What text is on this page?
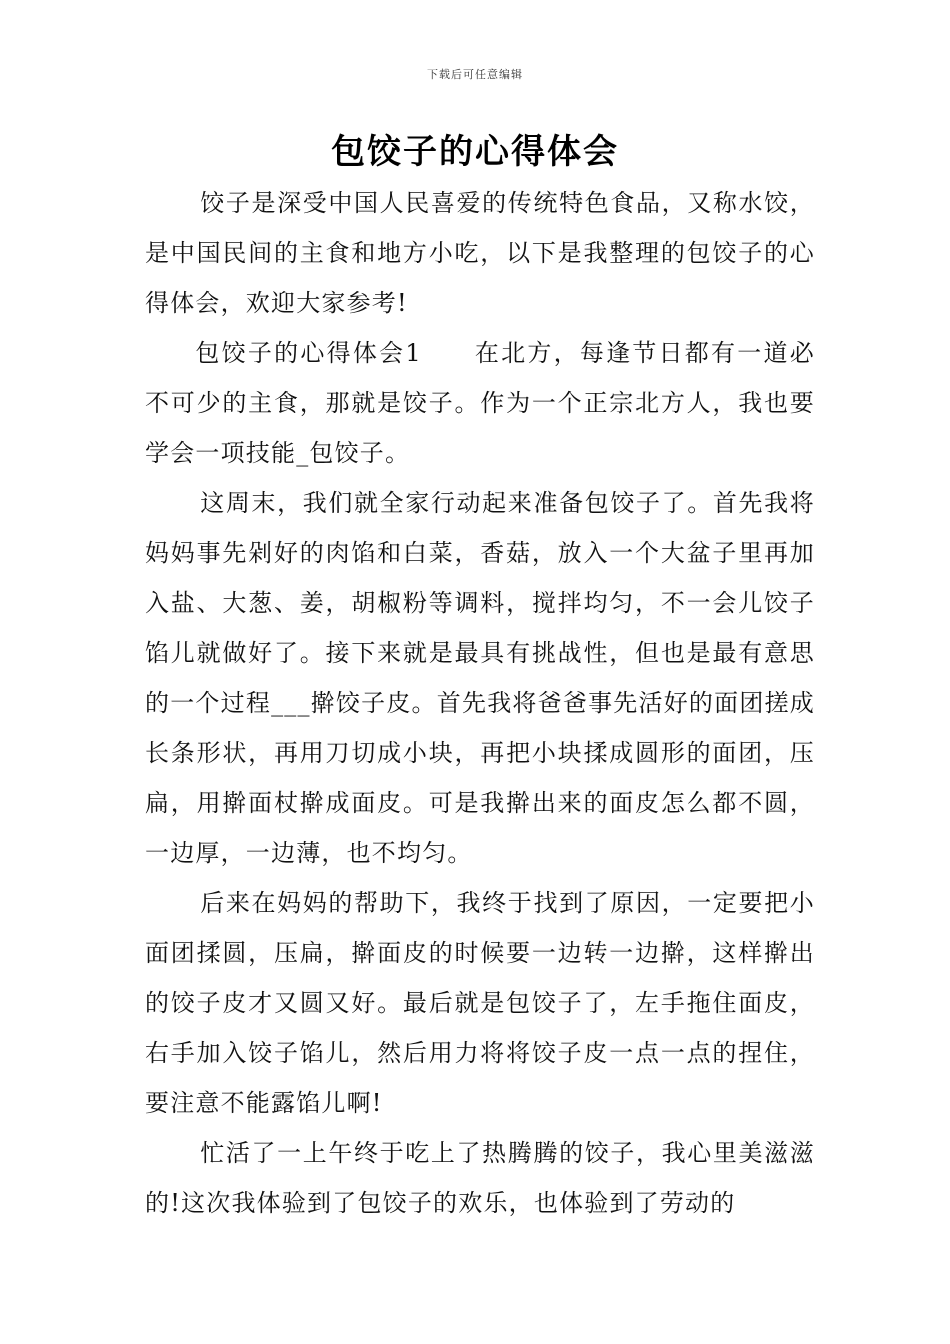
下载后可任意编辑
包饺子的心得体会

饺子是深受中国人民喜爱的传统特色食品，又称水饺，是中国民间的主食和地方小吃，以下是我整理的包饺子的心得体会，欢迎大家参考!

包饺子的心得体会1 在北方，每逢节日都有一道必不可少的主食，那就是饺子。作为一个正宗北方人，我也要学会一项技能_包饺子。

这周末，我们就全家行动起来准备包饺子了。首先我将妈妈事先剁好的肉馅和白菜，香菇，放入一个大盆子里再加入盐、大葱、姜，胡椒粉等调料，搅拌均匀，不一会儿饺子馅儿就做好了。接下来就是最具有挑战性，但也是最有意思的一个过程___擀饺子皮。首先我将爸爸事先活好的面团搓成长条形状，再用刀切成小块，再把小块揉成圆形的面团，压扁，用擀面杖擀成面皮。可是我擀出来的面皮怎么都不圆，一边厚，一边薄，也不均匀。

后来在妈妈的帮助下，我终于找到了原因，一定要把小面团揉圆，压扁，擀面皮的时候要一边转一边擀，这样擀出的饺子皮才又圆又好。最后就是包饺子了，左手拖住面皮，右手加入饺子馅儿，然后用力将将饺子皮一点一点的捏住，要注意不能露馅儿啊!

忙活了一上午终于吃上了热腾腾的饺子，我心里美滋滋的!这次我体验到了包饺子的欢乐，也体验到了劳动的
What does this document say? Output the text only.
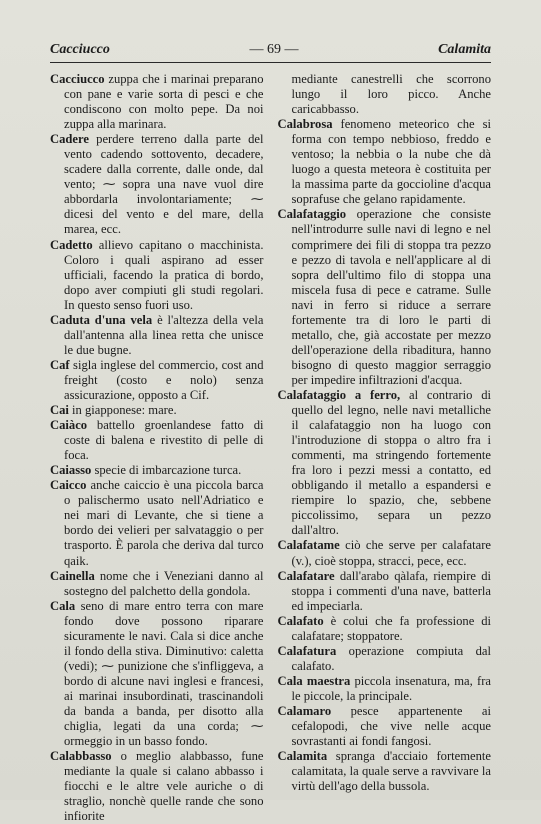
Cacciucco	— 69 —	Calamita
Cacciucco zuppa che i marinai preparano con pane e varie sorta di pesci e che condiscono con molto pepe. Da noi zuppa alla marinara.
Cadere perdere terreno dalla parte del vento cadendo sottovento, decadere, scadere dalla corrente, dalle onde, dal vento; ⁓ sopra una nave vuol dire abbordarla involontariamente; ⁓ dicesi del vento e del mare, della marea, ecc.
Cadetto allievo capitano o macchinista. Coloro i quali aspirano ad esser ufficiali, facendo la pratica di bordo, dopo aver compiuti gli studi regolari. In questo senso fuori uso.
Caduta d'una vela è l'altezza della vela dall'antenna alla linea retta che unisce le due bugne.
Caf sigla inglese del commercio, cost and freight (costo e nolo) senza assicurazione, opposto a Cif.
Cai in giapponese: mare.
Caiàco battello groenlandese fatto di coste di balena e rivestito di pelle di foca.
Caiasso specie di imbarcazione turca.
Caicco anche caiccio è una piccola barca o palischermo usato nell'Adriatico e nei mari di Levante, che si tiene a bordo dei velieri per salvataggio o per trasporto. È parola che deriva dal turco qaik.
Cainella nome che i Veneziani danno al sostegno del palchetto della gondola.
Cala seno di mare entro terra con mare fondo dove possono riparare sicuramente le navi. Cala si dice anche il fondo della stiva. Diminutivo: caletta (vedi); ⁓ punizione che s'infliggeva, a bordo di alcune navi inglesi e francesi, ai marinai insubordinati, trascinandoli da banda a banda, per disotto alla chiglia, legati da una corda; ⁓ ormeggio in un basso fondo.
Calabbasso o meglio alabbasso, fune mediante la quale si calano abbasso i fiocchi e le altre vele auriche o di straglio, nonchè quelle rande che sono infiorite
mediante canestrelli che scorrono lungo il loro picco. Anche caricabbasso.
Calabrosa fenomeno meteorico che si forma con tempo nebbioso, freddo e ventoso; la nebbia o la nube che dà luogo a questa meteora è costituita per la massima parte da goccioline d'acqua soprafuse che gelano rapidamente.
Calafataggio operazione che consiste nell'introdurre sulle navi di legno e nel comprimere dei fili di stoppa tra pezzo e pezzo di tavola e nell'applicare al di sopra dell'ultimo filo di stoppa una miscela fusa di pece e catrame. Sulle navi in ferro si riduce a serrare fortemente tra di loro le parti di metallo, che, già accostate per mezzo dell'operazione della ribaditura, hanno bisogno di questo maggior serraggio per impedire infiltrazioni d'acqua.
Calafataggio a ferro, al contrario di quello del legno, nelle navi metalliche il calafataggio non ha luogo con l'introduzione di stoppa o altro fra i commenti, ma stringendo fortemente fra loro i pezzi messi a contatto, ed obbligando il metallo a espandersi e riempire lo spazio, che, sebbene piccolissimo, separa un pezzo dall'altro.
Calafatame ciò che serve per calafatare (v.), cioè stoppa, stracci, pece, ecc.
Calafatare dall'arabo qàlafa, riempire di stoppa i commenti d'una nave, batterla ed impeciarla.
Calafato è colui che fa professione di calafatare; stoppatore.
Calafatura operazione compiuta dal calafato.
Cala maestra piccola insenatura, ma, fra le piccole, la principale.
Calamaro pesce appartenente ai cefalopodi, che vive nelle acque sovrastanti ai fondi fangosi.
Calamita spranga d'acciaio fortemente calamitata, la quale serve a ravvivare la virtù dell'ago della bussola.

+++++

Your objective → Search the entries for "marinai" and copy out each line that has it.

Answer to the exercise →
Cacciucco zuppa che i marinai preparano con pane e varie sorta di pesci e che condiscono con molto pepe. Da noi zuppa alla marinara.
Cala seno di mare entro terra con mare fondo dove possono riparare sicuramente le navi. Cala si dice anche il fondo della stiva. Diminutivo: caletta (vedi); ⁓ punizione che s'infliggeva, a bordo di alcune navi inglesi e francesi, ai marinai insubordinati, trascinandoli da banda a banda, per disotto alla chiglia, legati da una corda; ⁓ ormeggio in un basso fondo.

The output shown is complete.